DATASET RECORDS
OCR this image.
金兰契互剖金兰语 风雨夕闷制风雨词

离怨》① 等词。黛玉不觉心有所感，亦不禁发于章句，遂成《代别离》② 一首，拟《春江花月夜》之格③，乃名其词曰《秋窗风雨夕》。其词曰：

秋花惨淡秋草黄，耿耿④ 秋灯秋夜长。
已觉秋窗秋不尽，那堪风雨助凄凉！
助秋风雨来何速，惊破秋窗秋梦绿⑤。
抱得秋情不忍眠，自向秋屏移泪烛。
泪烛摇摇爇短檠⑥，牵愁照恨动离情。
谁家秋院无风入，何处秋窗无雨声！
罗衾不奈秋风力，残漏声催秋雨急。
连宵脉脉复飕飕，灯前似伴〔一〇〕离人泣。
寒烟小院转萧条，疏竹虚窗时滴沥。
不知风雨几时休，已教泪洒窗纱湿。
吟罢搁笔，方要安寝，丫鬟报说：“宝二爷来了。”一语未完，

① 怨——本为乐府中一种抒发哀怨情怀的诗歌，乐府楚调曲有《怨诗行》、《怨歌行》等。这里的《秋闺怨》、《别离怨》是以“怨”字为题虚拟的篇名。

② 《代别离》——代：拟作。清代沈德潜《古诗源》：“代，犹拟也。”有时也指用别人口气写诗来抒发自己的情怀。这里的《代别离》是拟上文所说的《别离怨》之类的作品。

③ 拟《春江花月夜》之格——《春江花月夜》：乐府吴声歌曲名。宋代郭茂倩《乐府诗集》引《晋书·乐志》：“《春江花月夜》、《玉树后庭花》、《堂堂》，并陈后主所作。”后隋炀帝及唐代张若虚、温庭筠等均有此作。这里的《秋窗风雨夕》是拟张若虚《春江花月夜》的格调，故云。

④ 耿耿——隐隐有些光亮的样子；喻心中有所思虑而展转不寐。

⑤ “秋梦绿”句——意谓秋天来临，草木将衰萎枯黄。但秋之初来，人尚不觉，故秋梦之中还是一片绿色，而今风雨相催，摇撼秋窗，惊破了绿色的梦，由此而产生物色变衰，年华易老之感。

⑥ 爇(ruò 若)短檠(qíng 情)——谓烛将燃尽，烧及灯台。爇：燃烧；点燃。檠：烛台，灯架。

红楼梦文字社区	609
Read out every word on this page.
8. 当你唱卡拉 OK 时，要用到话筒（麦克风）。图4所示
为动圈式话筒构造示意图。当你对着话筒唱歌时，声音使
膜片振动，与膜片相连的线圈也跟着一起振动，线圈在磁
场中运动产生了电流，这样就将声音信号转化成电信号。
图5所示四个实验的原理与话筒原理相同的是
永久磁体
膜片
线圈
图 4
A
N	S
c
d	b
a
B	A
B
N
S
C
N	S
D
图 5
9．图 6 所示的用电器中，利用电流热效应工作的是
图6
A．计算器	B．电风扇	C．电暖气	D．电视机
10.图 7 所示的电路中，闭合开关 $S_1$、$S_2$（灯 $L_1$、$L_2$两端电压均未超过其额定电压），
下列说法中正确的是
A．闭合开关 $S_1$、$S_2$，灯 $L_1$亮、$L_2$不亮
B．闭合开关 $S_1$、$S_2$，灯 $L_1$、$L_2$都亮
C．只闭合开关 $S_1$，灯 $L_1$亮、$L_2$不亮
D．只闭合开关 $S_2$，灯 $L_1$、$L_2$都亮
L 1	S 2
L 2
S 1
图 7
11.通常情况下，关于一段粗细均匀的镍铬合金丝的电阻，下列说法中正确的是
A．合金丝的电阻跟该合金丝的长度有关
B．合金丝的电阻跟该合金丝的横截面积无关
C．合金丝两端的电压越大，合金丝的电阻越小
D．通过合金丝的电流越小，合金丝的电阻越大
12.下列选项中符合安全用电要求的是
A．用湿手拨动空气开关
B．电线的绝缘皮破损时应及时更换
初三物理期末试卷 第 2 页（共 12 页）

WRITTEN TASK
Write out the entries above once more, without altering anything.

TASK OUTPUT
OCR this image.
金兰契互剖金兰语 风雨夕闷制风雨词

离怨》① 等词。黛玉不觉心有所感，亦不禁发于章句，遂成《代别离》② 一首，拟《春江花月夜》之格③，乃名其词曰《秋窗风雨夕》。其词曰：

秋花惨淡秋草黄，耿耿④ 秋灯秋夜长。
已觉秋窗秋不尽，那堪风雨助凄凉！
助秋风雨来何速，惊破秋窗秋梦绿⑤。
抱得秋情不忍眠，自向秋屏移泪烛。
泪烛摇摇爇短檠⑥，牵愁照恨动离情。
谁家秋院无风入，何处秋窗无雨声！
罗衾不奈秋风力，残漏声催秋雨急。
连宵脉脉复飕飕，灯前似伴〔一〇〕离人泣。
寒烟小院转萧条，疏竹虚窗时滴沥。
不知风雨几时休，已教泪洒窗纱湿。
吟罢搁笔，方要安寝，丫鬟报说：“宝二爷来了。”一语未完，

① 怨——本为乐府中一种抒发哀怨情怀的诗歌，乐府楚调曲有《怨诗行》、《怨歌行》等。这里的《秋闺怨》、《别离怨》是以“怨”字为题虚拟的篇名。

② 《代别离》——代：拟作。清代沈德潜《古诗源》：“代，犹拟也。”有时也指用别人口气写诗来抒发自己的情怀。这里的《代别离》是拟上文所说的《别离怨》之类的作品。

③ 拟《春江花月夜》之格——《春江花月夜》：乐府吴声歌曲名。宋代郭茂倩《乐府诗集》引《晋书·乐志》：“《春江花月夜》、《玉树后庭花》、《堂堂》，并陈后主所作。”后隋炀帝及唐代张若虚、温庭筠等均有此作。这里的《秋窗风雨夕》是拟张若虚《春江花月夜》的格调，故云。

④ 耿耿——隐隐有些光亮的样子；喻心中有所思虑而展转不寐。

⑤ “秋梦绿”句——意谓秋天来临，草木将衰萎枯黄。但秋之初来，人尚不觉，故秋梦之中还是一片绿色，而今风雨相催，摇撼秋窗，惊破了绿色的梦，由此而产生物色变衰，年华易老之感。

⑥ 爇(ruò 若)短檠(qíng 情)——谓烛将燃尽，烧及灯台。爇：燃烧；点燃。檠：烛台，灯架。

红楼梦文字社区	609
Read out every word on this page.
8. 当你唱卡拉 OK 时，要用到话筒（麦克风）。图4所示
为动圈式话筒构造示意图。当你对着话筒唱歌时，声音使
膜片振动，与膜片相连的线圈也跟着一起振动，线圈在磁
场中运动产生了电流，这样就将声音信号转化成电信号。
图5所示四个实验的原理与话筒原理相同的是
永久磁体
膜片
线圈
图 4
A
N	S
c
d	b
a
B	A
B
N
S
C
N	S
D
图 5
9．图 6 所示的用电器中，利用电流热效应工作的是
图6
A．计算器	B．电风扇	C．电暖气	D．电视机
10.图 7 所示的电路中，闭合开关 $S_1$、$S_2$（灯 $L_1$、$L_2$两端电压均未超过其额定电压），
下列说法中正确的是
A．闭合开关 $S_1$、$S_2$，灯 $L_1$亮、$L_2$不亮
B．闭合开关 $S_1$、$S_2$，灯 $L_1$、$L_2$都亮
C．只闭合开关 $S_1$，灯 $L_1$亮、$L_2$不亮
D．只闭合开关 $S_2$，灯 $L_1$、$L_2$都亮
L 1	S 2
L 2
S 1
图 7
11.通常情况下，关于一段粗细均匀的镍铬合金丝的电阻，下列说法中正确的是
A．合金丝的电阻跟该合金丝的长度有关
B．合金丝的电阻跟该合金丝的横截面积无关
C．合金丝两端的电压越大，合金丝的电阻越小
D．通过合金丝的电流越小，合金丝的电阻越大
12.下列选项中符合安全用电要求的是
A．用湿手拨动空气开关
B．电线的绝缘皮破损时应及时更换
初三物理期末试卷 第 2 页（共 12 页）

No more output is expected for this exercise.